(Stored records)
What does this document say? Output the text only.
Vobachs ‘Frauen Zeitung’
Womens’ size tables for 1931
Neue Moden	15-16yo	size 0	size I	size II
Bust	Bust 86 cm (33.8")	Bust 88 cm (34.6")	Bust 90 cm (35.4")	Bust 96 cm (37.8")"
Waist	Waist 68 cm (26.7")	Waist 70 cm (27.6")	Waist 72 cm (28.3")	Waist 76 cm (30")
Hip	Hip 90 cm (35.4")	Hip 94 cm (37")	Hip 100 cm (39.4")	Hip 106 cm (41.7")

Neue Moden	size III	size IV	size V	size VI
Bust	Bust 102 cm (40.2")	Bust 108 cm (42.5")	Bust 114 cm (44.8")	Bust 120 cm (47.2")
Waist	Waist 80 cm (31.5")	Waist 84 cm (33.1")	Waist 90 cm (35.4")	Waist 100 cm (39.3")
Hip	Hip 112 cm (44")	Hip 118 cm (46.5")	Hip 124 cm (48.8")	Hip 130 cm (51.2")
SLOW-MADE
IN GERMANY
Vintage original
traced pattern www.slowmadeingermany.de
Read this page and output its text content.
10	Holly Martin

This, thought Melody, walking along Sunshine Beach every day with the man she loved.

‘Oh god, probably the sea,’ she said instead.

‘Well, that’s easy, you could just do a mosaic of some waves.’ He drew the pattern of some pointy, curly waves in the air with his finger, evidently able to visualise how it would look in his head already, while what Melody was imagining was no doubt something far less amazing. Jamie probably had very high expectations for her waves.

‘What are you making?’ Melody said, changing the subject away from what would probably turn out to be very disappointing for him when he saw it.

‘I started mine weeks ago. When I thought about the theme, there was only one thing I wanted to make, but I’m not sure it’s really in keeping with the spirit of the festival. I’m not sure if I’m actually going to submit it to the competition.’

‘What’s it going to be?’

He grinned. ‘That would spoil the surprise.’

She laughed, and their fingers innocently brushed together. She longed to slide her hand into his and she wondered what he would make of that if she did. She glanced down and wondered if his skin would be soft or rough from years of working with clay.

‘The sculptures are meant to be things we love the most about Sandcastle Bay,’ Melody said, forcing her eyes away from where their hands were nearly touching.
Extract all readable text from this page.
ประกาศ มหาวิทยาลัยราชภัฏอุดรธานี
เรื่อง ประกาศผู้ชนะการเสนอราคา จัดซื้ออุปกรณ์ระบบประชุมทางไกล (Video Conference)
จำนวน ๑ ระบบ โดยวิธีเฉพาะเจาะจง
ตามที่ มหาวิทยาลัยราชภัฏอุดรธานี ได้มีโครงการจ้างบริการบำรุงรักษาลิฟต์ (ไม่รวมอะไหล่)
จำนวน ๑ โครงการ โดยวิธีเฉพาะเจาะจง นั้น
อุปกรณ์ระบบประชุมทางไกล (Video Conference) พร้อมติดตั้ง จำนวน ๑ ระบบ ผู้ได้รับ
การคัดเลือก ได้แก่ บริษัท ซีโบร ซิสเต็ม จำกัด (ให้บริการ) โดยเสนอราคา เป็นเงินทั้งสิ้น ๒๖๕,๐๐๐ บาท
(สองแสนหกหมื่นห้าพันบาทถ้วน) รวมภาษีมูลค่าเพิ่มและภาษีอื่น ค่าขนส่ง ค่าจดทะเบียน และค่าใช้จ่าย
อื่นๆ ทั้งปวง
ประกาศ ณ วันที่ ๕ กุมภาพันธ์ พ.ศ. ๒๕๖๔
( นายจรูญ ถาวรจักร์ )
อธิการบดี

**What the task asks**
Copy only the stretch running from the line containing "Extract all readable text from this page." to the final line of the entries, both ends included, exactly as it stands.

**Correct answer**
Extract all readable text from this page.
ประกาศ มหาวิทยาลัยราชภัฏอุดรธานี
เรื่อง ประกาศผู้ชนะการเสนอราคา จัดซื้ออุปกรณ์ระบบประชุมทางไกล (Video Conference)
จำนวน ๑ ระบบ โดยวิธีเฉพาะเจาะจง
ตามที่ มหาวิทยาลัยราชภัฏอุดรธานี ได้มีโครงการจ้างบริการบำรุงรักษาลิฟต์ (ไม่รวมอะไหล่)
จำนวน ๑ โครงการ โดยวิธีเฉพาะเจาะจง นั้น
อุปกรณ์ระบบประชุมทางไกล (Video Conference) พร้อมติดตั้ง จำนวน ๑ ระบบ ผู้ได้รับ
การคัดเลือก ได้แก่ บริษัท ซีโบร ซิสเต็ม จำกัด (ให้บริการ) โดยเสนอราคา เป็นเงินทั้งสิ้น ๒๖๕,๐๐๐ บาท
(สองแสนหกหมื่นห้าพันบาทถ้วน) รวมภาษีมูลค่าเพิ่มและภาษีอื่น ค่าขนส่ง ค่าจดทะเบียน และค่าใช้จ่าย
อื่นๆ ทั้งปวง
ประกาศ ณ วันที่ ๕ กุมภาพันธ์ พ.ศ. ๒๕๖๔
( นายจรูญ ถาวรจักร์ )
อธิการบดี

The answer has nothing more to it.